Source records

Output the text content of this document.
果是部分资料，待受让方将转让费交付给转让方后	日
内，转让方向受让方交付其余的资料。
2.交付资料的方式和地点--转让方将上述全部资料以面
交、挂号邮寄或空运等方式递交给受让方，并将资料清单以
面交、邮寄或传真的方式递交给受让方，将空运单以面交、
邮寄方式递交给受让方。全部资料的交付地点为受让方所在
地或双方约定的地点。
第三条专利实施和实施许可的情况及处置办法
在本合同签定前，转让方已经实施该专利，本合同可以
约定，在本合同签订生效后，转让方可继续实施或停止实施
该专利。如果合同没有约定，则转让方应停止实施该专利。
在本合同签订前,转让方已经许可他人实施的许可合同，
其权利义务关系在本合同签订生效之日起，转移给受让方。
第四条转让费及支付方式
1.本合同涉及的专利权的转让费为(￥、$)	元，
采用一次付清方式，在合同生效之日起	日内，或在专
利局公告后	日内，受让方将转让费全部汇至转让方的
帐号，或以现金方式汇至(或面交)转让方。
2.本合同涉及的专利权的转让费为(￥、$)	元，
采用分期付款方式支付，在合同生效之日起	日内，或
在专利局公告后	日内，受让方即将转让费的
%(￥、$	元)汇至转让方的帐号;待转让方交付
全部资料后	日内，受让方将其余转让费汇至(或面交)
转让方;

==

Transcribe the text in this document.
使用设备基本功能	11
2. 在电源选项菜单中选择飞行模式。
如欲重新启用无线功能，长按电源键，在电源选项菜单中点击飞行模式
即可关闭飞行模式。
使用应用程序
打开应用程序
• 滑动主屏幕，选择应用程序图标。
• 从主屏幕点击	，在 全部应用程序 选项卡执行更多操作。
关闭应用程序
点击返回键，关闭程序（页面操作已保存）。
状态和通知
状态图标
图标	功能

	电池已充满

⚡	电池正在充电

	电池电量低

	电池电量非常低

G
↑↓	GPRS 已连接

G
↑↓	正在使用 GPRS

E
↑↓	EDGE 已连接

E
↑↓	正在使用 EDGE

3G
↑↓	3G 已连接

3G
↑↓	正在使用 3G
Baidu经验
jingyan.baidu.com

_Instructions for the task_. Look through the material above and pick out each line holding the word "text".

_Written response_.
Output the text content of this document.
Transcribe the text in this document.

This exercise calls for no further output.